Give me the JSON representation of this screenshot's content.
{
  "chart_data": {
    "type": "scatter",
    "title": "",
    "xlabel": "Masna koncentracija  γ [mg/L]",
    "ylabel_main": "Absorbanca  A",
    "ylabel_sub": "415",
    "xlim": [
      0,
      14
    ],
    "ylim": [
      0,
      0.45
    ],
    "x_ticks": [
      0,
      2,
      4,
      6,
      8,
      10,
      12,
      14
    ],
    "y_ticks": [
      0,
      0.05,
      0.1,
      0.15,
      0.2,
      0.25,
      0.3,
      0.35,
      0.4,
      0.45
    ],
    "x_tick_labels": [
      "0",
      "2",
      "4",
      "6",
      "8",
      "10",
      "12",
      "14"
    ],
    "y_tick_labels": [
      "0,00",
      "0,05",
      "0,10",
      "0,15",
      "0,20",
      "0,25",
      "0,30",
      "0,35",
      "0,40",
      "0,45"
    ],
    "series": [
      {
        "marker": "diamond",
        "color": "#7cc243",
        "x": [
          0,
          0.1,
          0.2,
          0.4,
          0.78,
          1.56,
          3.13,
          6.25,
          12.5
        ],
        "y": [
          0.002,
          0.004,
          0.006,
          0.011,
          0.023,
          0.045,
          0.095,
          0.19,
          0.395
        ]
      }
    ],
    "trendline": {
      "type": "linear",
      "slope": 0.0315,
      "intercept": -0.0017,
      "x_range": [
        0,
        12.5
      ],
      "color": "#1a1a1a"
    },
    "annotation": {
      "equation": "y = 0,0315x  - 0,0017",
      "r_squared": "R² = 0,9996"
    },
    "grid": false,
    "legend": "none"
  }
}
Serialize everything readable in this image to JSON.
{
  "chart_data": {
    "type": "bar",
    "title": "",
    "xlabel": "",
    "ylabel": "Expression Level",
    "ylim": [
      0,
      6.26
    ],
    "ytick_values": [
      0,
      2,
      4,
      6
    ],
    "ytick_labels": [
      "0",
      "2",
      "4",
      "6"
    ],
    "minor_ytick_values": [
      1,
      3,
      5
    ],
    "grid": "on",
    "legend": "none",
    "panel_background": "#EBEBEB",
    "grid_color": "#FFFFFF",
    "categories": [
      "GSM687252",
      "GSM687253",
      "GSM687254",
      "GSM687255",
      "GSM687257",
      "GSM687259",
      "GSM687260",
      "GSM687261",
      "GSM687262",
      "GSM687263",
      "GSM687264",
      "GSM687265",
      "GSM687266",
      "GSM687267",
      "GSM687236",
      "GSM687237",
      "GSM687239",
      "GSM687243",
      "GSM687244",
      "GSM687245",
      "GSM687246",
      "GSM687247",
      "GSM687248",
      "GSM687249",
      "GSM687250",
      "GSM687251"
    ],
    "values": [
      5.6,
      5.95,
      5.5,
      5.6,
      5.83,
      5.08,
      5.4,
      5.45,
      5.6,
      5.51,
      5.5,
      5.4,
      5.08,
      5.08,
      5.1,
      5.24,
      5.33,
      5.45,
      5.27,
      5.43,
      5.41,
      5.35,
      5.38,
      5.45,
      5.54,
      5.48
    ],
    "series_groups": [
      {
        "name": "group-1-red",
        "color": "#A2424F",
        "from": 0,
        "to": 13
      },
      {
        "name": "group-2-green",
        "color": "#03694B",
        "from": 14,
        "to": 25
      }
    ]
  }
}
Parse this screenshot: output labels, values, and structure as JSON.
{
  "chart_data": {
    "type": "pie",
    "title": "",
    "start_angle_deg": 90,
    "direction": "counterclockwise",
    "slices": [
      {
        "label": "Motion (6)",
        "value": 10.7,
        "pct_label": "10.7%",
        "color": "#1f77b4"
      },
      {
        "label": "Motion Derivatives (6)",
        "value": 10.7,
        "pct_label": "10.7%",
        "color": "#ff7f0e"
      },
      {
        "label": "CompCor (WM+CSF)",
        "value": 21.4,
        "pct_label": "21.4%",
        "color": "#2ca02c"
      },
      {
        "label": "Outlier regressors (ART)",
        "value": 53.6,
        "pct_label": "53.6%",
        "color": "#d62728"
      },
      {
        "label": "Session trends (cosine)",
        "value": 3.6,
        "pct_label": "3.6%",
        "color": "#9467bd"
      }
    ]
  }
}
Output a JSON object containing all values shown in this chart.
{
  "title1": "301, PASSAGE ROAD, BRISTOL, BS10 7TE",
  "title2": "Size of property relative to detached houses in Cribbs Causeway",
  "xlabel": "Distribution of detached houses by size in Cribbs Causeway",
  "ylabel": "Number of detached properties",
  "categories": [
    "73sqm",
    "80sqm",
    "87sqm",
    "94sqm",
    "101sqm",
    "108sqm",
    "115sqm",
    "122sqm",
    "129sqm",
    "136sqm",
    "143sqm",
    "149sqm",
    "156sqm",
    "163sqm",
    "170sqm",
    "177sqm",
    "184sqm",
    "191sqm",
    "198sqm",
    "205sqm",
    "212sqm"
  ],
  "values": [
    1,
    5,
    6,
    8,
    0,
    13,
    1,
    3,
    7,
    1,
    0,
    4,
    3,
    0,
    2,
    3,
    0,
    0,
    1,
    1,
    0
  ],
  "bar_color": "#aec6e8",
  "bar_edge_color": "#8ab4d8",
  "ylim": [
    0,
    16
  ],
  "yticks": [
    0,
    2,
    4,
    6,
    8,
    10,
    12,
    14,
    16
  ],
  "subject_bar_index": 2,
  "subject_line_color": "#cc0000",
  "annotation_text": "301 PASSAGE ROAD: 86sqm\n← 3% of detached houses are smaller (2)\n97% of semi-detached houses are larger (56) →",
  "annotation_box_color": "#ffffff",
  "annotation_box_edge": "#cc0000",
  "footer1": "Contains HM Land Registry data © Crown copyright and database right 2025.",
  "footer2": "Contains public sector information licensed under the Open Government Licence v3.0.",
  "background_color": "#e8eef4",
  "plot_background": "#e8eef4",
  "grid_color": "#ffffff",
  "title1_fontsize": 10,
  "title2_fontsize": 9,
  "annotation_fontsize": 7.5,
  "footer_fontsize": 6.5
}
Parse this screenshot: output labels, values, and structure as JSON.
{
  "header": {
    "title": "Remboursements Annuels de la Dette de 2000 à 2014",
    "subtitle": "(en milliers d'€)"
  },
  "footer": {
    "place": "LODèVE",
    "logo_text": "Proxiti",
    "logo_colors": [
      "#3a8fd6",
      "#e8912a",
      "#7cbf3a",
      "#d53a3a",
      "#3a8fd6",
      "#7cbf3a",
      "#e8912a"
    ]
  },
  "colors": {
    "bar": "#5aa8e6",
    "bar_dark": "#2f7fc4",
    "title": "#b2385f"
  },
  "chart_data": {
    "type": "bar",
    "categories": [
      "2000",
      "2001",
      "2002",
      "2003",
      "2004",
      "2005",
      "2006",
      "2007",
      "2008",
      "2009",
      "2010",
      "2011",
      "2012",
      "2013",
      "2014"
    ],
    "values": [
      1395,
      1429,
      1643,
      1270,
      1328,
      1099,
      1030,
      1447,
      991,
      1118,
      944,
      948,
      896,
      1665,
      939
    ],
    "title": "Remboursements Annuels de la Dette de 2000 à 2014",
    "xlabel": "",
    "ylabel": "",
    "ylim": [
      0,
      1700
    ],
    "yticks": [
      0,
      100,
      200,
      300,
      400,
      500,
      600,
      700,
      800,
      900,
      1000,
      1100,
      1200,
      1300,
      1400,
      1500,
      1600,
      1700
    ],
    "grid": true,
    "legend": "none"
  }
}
========
### EXERCISE AIM:
Every record above needs to be repeated word for word.

### RIGHT ANSWER:
Give me the JSON representation of this screenshot's content.
{
  "chart_data": {
    "type": "scatter",
    "title": "",
    "xlabel": "Masna koncentracija  γ [mg/L]",
    "ylabel_main": "Absorbanca  A",
    "ylabel_sub": "415",
    "xlim": [
      0,
      14
    ],
    "ylim": [
      0,
      0.45
    ],
    "x_ticks": [
      0,
      2,
      4,
      6,
      8,
      10,
      12,
      14
    ],
    "y_ticks": [
      0,
      0.05,
      0.1,
      0.15,
      0.2,
      0.25,
      0.3,
      0.35,
      0.4,
      0.45
    ],
    "x_tick_labels": [
      "0",
      "2",
      "4",
      "6",
      "8",
      "10",
      "12",
      "14"
    ],
    "y_tick_labels": [
      "0,00",
      "0,05",
      "0,10",
      "0,15",
      "0,20",
      "0,25",
      "0,30",
      "0,35",
      "0,40",
      "0,45"
    ],
    "series": [
      {
        "marker": "diamond",
        "color": "#7cc243",
        "x": [
          0,
          0.1,
          0.2,
          0.4,
          0.78,
          1.56,
          3.13,
          6.25,
          12.5
        ],
        "y": [
          0.002,
          0.004,
          0.006,
          0.011,
          0.023,
          0.045,
          0.095,
          0.19,
          0.395
        ]
      }
    ],
    "trendline": {
      "type": "linear",
      "slope": 0.0315,
      "intercept": -0.0017,
      "x_range": [
        0,
        12.5
      ],
      "color": "#1a1a1a"
    },
    "annotation": {
      "equation": "y = 0,0315x  - 0,0017",
      "r_squared": "R² = 0,9996"
    },
    "grid": false,
    "legend": "none"
  }
}
Serialize everything readable in this image to JSON.
{
  "chart_data": {
    "type": "bar",
    "title": "",
    "xlabel": "",
    "ylabel": "Expression Level",
    "ylim": [
      0,
      6.26
    ],
    "ytick_values": [
      0,
      2,
      4,
      6
    ],
    "ytick_labels": [
      "0",
      "2",
      "4",
      "6"
    ],
    "minor_ytick_values": [
      1,
      3,
      5
    ],
    "grid": "on",
    "legend": "none",
    "panel_background": "#EBEBEB",
    "grid_color": "#FFFFFF",
    "categories": [
      "GSM687252",
      "GSM687253",
      "GSM687254",
      "GSM687255",
      "GSM687257",
      "GSM687259",
      "GSM687260",
      "GSM687261",
      "GSM687262",
      "GSM687263",
      "GSM687264",
      "GSM687265",
      "GSM687266",
      "GSM687267",
      "GSM687236",
      "GSM687237",
      "GSM687239",
      "GSM687243",
      "GSM687244",
      "GSM687245",
      "GSM687246",
      "GSM687247",
      "GSM687248",
      "GSM687249",
      "GSM687250",
      "GSM687251"
    ],
    "values": [
      5.6,
      5.95,
      5.5,
      5.6,
      5.83,
      5.08,
      5.4,
      5.45,
      5.6,
      5.51,
      5.5,
      5.4,
      5.08,
      5.08,
      5.1,
      5.24,
      5.33,
      5.45,
      5.27,
      5.43,
      5.41,
      5.35,
      5.38,
      5.45,
      5.54,
      5.48
    ],
    "series_groups": [
      {
        "name": "group-1-red",
        "color": "#A2424F",
        "from": 0,
        "to": 13
      },
      {
        "name": "group-2-green",
        "color": "#03694B",
        "from": 14,
        "to": 25
      }
    ]
  }
}
Parse this screenshot: output labels, values, and structure as JSON.
{
  "chart_data": {
    "type": "pie",
    "title": "",
    "start_angle_deg": 90,
    "direction": "counterclockwise",
    "slices": [
      {
        "label": "Motion (6)",
        "value": 10.7,
        "pct_label": "10.7%",
        "color": "#1f77b4"
      },
      {
        "label": "Motion Derivatives (6)",
        "value": 10.7,
        "pct_label": "10.7%",
        "color": "#ff7f0e"
      },
      {
        "label": "CompCor (WM+CSF)",
        "value": 21.4,
        "pct_label": "21.4%",
        "color": "#2ca02c"
      },
      {
        "label": "Outlier regressors (ART)",
        "value": 53.6,
        "pct_label": "53.6%",
        "color": "#d62728"
      },
      {
        "label": "Session trends (cosine)",
        "value": 3.6,
        "pct_label": "3.6%",
        "color": "#9467bd"
      }
    ]
  }
}
Output a JSON object containing all values shown in this chart.
{
  "title1": "301, PASSAGE ROAD, BRISTOL, BS10 7TE",
  "title2": "Size of property relative to detached houses in Cribbs Causeway",
  "xlabel": "Distribution of detached houses by size in Cribbs Causeway",
  "ylabel": "Number of detached properties",
  "categories": [
    "73sqm",
    "80sqm",
    "87sqm",
    "94sqm",
    "101sqm",
    "108sqm",
    "115sqm",
    "122sqm",
    "129sqm",
    "136sqm",
    "143sqm",
    "149sqm",
    "156sqm",
    "163sqm",
    "170sqm",
    "177sqm",
    "184sqm",
    "191sqm",
    "198sqm",
    "205sqm",
    "212sqm"
  ],
  "values": [
    1,
    5,
    6,
    8,
    0,
    13,
    1,
    3,
    7,
    1,
    0,
    4,
    3,
    0,
    2,
    3,
    0,
    0,
    1,
    1,
    0
  ],
  "bar_color": "#aec6e8",
  "bar_edge_color": "#8ab4d8",
  "ylim": [
    0,
    16
  ],
  "yticks": [
    0,
    2,
    4,
    6,
    8,
    10,
    12,
    14,
    16
  ],
  "subject_bar_index": 2,
  "subject_line_color": "#cc0000",
  "annotation_text": "301 PASSAGE ROAD: 86sqm\n← 3% of detached houses are smaller (2)\n97% of semi-detached houses are larger (56) →",
  "annotation_box_color": "#ffffff",
  "annotation_box_edge": "#cc0000",
  "footer1": "Contains HM Land Registry data © Crown copyright and database right 2025.",
  "footer2": "Contains public sector information licensed under the Open Government Licence v3.0.",
  "background_color": "#e8eef4",
  "plot_background": "#e8eef4",
  "grid_color": "#ffffff",
  "title1_fontsize": 10,
  "title2_fontsize": 9,
  "annotation_fontsize": 7.5,
  "footer_fontsize": 6.5
}
Parse this screenshot: output labels, values, and structure as JSON.
{
  "header": {
    "title": "Remboursements Annuels de la Dette de 2000 à 2014",
    "subtitle": "(en milliers d'€)"
  },
  "footer": {
    "place": "LODèVE",
    "logo_text": "Proxiti",
    "logo_colors": [
      "#3a8fd6",
      "#e8912a",
      "#7cbf3a",
      "#d53a3a",
      "#3a8fd6",
      "#7cbf3a",
      "#e8912a"
    ]
  },
  "colors": {
    "bar": "#5aa8e6",
    "bar_dark": "#2f7fc4",
    "title": "#b2385f"
  },
  "chart_data": {
    "type": "bar",
    "categories": [
      "2000",
      "2001",
      "2002",
      "2003",
      "2004",
      "2005",
      "2006",
      "2007",
      "2008",
      "2009",
      "2010",
      "2011",
      "2012",
      "2013",
      "2014"
    ],
    "values": [
      1395,
      1429,
      1643,
      1270,
      1328,
      1099,
      1030,
      1447,
      991,
      1118,
      944,
      948,
      896,
      1665,
      939
    ],
    "title": "Remboursements Annuels de la Dette de 2000 à 2014",
    "xlabel": "",
    "ylabel": "",
    "ylim": [
      0,
      1700
    ],
    "yticks": [
      0,
      100,
      200,
      300,
      400,
      500,
      600,
      700,
      800,
      900,
      1000,
      1100,
      1200,
      1300,
      1400,
      1500,
      1600,
      1700
    ],
    "grid": true,
    "legend": "none"
  }
}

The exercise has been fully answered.